-------- PROVIDED RECORDS --------

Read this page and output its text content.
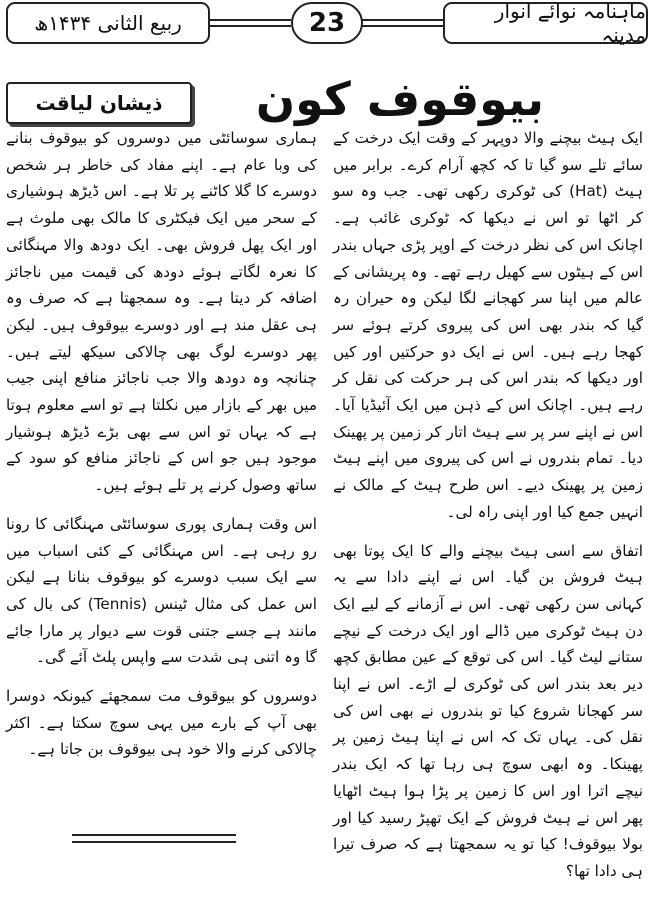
ماہنامہ نوائے انوار مدینہ
23
ربیع الثانی ۱۴۳۴ھ
بیوقوف کون
ذیشان لیاقت

ایک ہیٹ بیچنے والا دوپہر کے وقت ایک درخت کے سائے تلے سو گیا تا کہ کچھ آرام کرے۔ برابر میں ہیٹ (Hat) کی ٹوکری رکھی تھی۔ جب وہ سو کر اٹھا تو اس نے دیکھا کہ ٹوکری غائب ہے۔ اچانک اس کی نظر درخت کے اوپر پڑی جہاں بندر اس کے ہیٹوں سے کھیل رہے تھے۔ وہ پریشانی کے عالم میں اپنا سر کھجانے لگا لیکن وہ حیران رہ گیا کہ بندر بھی اس کی پیروی کرتے ہوئے سر کھجا رہے ہیں۔ اس نے ایک دو حرکتیں اور کیں اور دیکھا کہ بندر اس کی ہر حرکت کی نقل کر رہے ہیں۔ اچانک اس کے ذہن میں ایک آئیڈیا آیا۔ اس نے اپنے سر پر سے ہیٹ اتار کر زمین پر پھینک دیا۔ تمام بندروں نے اس کی پیروی میں اپنے ہیٹ زمین پر پھینک دیے۔ اس طرح ہیٹ کے مالک نے انہیں جمع کیا اور اپنی راہ لی۔

اتفاق سے اسی ہیٹ بیچنے والے کا ایک پوتا بھی ہیٹ فروش بن گیا۔ اس نے اپنے دادا سے یہ کہانی سن رکھی تھی۔ اس نے آزمانے کے لیے ایک دن ہیٹ ٹوکری میں ڈالے اور ایک درخت کے نیچے ستانے لیٹ گیا۔ اس کی توقع کے عین مطابق کچھ دیر بعد بندر اس کی ٹوکری لے اڑے۔ اس نے اپنا سر کھجانا شروع کیا تو بندروں نے بھی اس کی نقل کی۔ یہاں تک کہ اس نے اپنا ہیٹ زمین پر پھینکا۔ وہ ابھی سوچ ہی رہا تھا کہ ایک بندر نیچے اترا اور اس کا زمین پر پڑا ہوا ہیٹ اٹھایا پھر اس نے ہیٹ فروش کے ایک تھپڑ رسید کیا اور بولا بیوقوف! کیا تو یہ سمجھتا ہے کہ صرف تیرا ہی دادا تھا؟

ہماری سوسائٹی میں دوسروں کو بیوقوف بنانے کی وبا عام ہے۔ اپنے مفاد کی خاطر ہر شخص دوسرے کا گلا کاٹنے پر تلا ہے۔ اس ڈیڑھ ہوشیاری کے سحر میں ایک فیکٹری کا مالک بھی ملوث ہے اور ایک پھل فروش بھی۔ ایک دودھ والا مہنگائی کا نعرہ لگاتے ہوئے دودھ کی قیمت میں ناجائز اضافہ کر دیتا ہے۔ وہ سمجھتا ہے کہ صرف وہ ہی عقل مند ہے اور دوسرے بیوقوف ہیں۔ لیکن پھر دوسرے لوگ بھی چالاکی سیکھ لیتے ہیں۔ چنانچہ وہ دودھ والا جب ناجائز منافع اپنی جیب میں بھر کے بازار میں نکلتا ہے تو اسے معلوم ہوتا ہے کہ یہاں تو اس سے بھی بڑے ڈیڑھ ہوشیار موجود ہیں جو اس کے ناجائز منافع کو سود کے ساتھ وصول کرنے پر تلے ہوئے ہیں۔

اس وقت ہماری پوری سوسائٹی مہنگائی کا رونا رو رہی ہے۔ اس مہنگائی کے کئی اسباب میں سے ایک سبب دوسرے کو بیوقوف بنانا ہے لیکن اس عمل کی مثال ٹینس (Tennis) کی بال کی مانند ہے جسے جتنی قوت سے دیوار پر مارا جائے گا وہ اتنی ہی شدت سے واپس پلٹ آئے گی۔

دوسروں کو بیوقوف مت سمجھئے کیونکہ دوسرا بھی آپ کے بارے میں یہی سوچ سکتا ہے۔ اکثر چالاکی کرنے والا خود ہی بیوقوف بن جاتا ہے۔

--------

# GOAL
Return the material exactly as given, apart from the pictures.

# TASK OUTPUT
Read this page and output its text content.
ماہنامہ نوائے انوار مدینہ
23
ربیع الثانی ۱۴۳۴ھ
بیوقوف کون
ذیشان لیاقت

ایک ہیٹ بیچنے والا دوپہر کے وقت ایک درخت کے سائے تلے سو گیا تا کہ کچھ آرام کرے۔ برابر میں ہیٹ (Hat) کی ٹوکری رکھی تھی۔ جب وہ سو کر اٹھا تو اس نے دیکھا کہ ٹوکری غائب ہے۔ اچانک اس کی نظر درخت کے اوپر پڑی جہاں بندر اس کے ہیٹوں سے کھیل رہے تھے۔ وہ پریشانی کے عالم میں اپنا سر کھجانے لگا لیکن وہ حیران رہ گیا کہ بندر بھی اس کی پیروی کرتے ہوئے سر کھجا رہے ہیں۔ اس نے ایک دو حرکتیں اور کیں اور دیکھا کہ بندر اس کی ہر حرکت کی نقل کر رہے ہیں۔ اچانک اس کے ذہن میں ایک آئیڈیا آیا۔ اس نے اپنے سر پر سے ہیٹ اتار کر زمین پر پھینک دیا۔ تمام بندروں نے اس کی پیروی میں اپنے ہیٹ زمین پر پھینک دیے۔ اس طرح ہیٹ کے مالک نے انہیں جمع کیا اور اپنی راہ لی۔

اتفاق سے اسی ہیٹ بیچنے والے کا ایک پوتا بھی ہیٹ فروش بن گیا۔ اس نے اپنے دادا سے یہ کہانی سن رکھی تھی۔ اس نے آزمانے کے لیے ایک دن ہیٹ ٹوکری میں ڈالے اور ایک درخت کے نیچے ستانے لیٹ گیا۔ اس کی توقع کے عین مطابق کچھ دیر بعد بندر اس کی ٹوکری لے اڑے۔ اس نے اپنا سر کھجانا شروع کیا تو بندروں نے بھی اس کی نقل کی۔ یہاں تک کہ اس نے اپنا ہیٹ زمین پر پھینکا۔ وہ ابھی سوچ ہی رہا تھا کہ ایک بندر نیچے اترا اور اس کا زمین پر پڑا ہوا ہیٹ اٹھایا پھر اس نے ہیٹ فروش کے ایک تھپڑ رسید کیا اور بولا بیوقوف! کیا تو یہ سمجھتا ہے کہ صرف تیرا ہی دادا تھا؟

ہماری سوسائٹی میں دوسروں کو بیوقوف بنانے کی وبا عام ہے۔ اپنے مفاد کی خاطر ہر شخص دوسرے کا گلا کاٹنے پر تلا ہے۔ اس ڈیڑھ ہوشیاری کے سحر میں ایک فیکٹری کا مالک بھی ملوث ہے اور ایک پھل فروش بھی۔ ایک دودھ والا مہنگائی کا نعرہ لگاتے ہوئے دودھ کی قیمت میں ناجائز اضافہ کر دیتا ہے۔ وہ سمجھتا ہے کہ صرف وہ ہی عقل مند ہے اور دوسرے بیوقوف ہیں۔ لیکن پھر دوسرے لوگ بھی چالاکی سیکھ لیتے ہیں۔ چنانچہ وہ دودھ والا جب ناجائز منافع اپنی جیب میں بھر کے بازار میں نکلتا ہے تو اسے معلوم ہوتا ہے کہ یہاں تو اس سے بھی بڑے ڈیڑھ ہوشیار موجود ہیں جو اس کے ناجائز منافع کو سود کے ساتھ وصول کرنے پر تلے ہوئے ہیں۔

اس وقت ہماری پوری سوسائٹی مہنگائی کا رونا رو رہی ہے۔ اس مہنگائی کے کئی اسباب میں سے ایک سبب دوسرے کو بیوقوف بنانا ہے لیکن اس عمل کی مثال ٹینس (Tennis) کی بال کی مانند ہے جسے جتنی قوت سے دیوار پر مارا جائے گا وہ اتنی ہی شدت سے واپس پلٹ آئے گی۔

دوسروں کو بیوقوف مت سمجھئے کیونکہ دوسرا بھی آپ کے بارے میں یہی سوچ سکتا ہے۔ اکثر چالاکی کرنے والا خود ہی بیوقوف بن جاتا ہے۔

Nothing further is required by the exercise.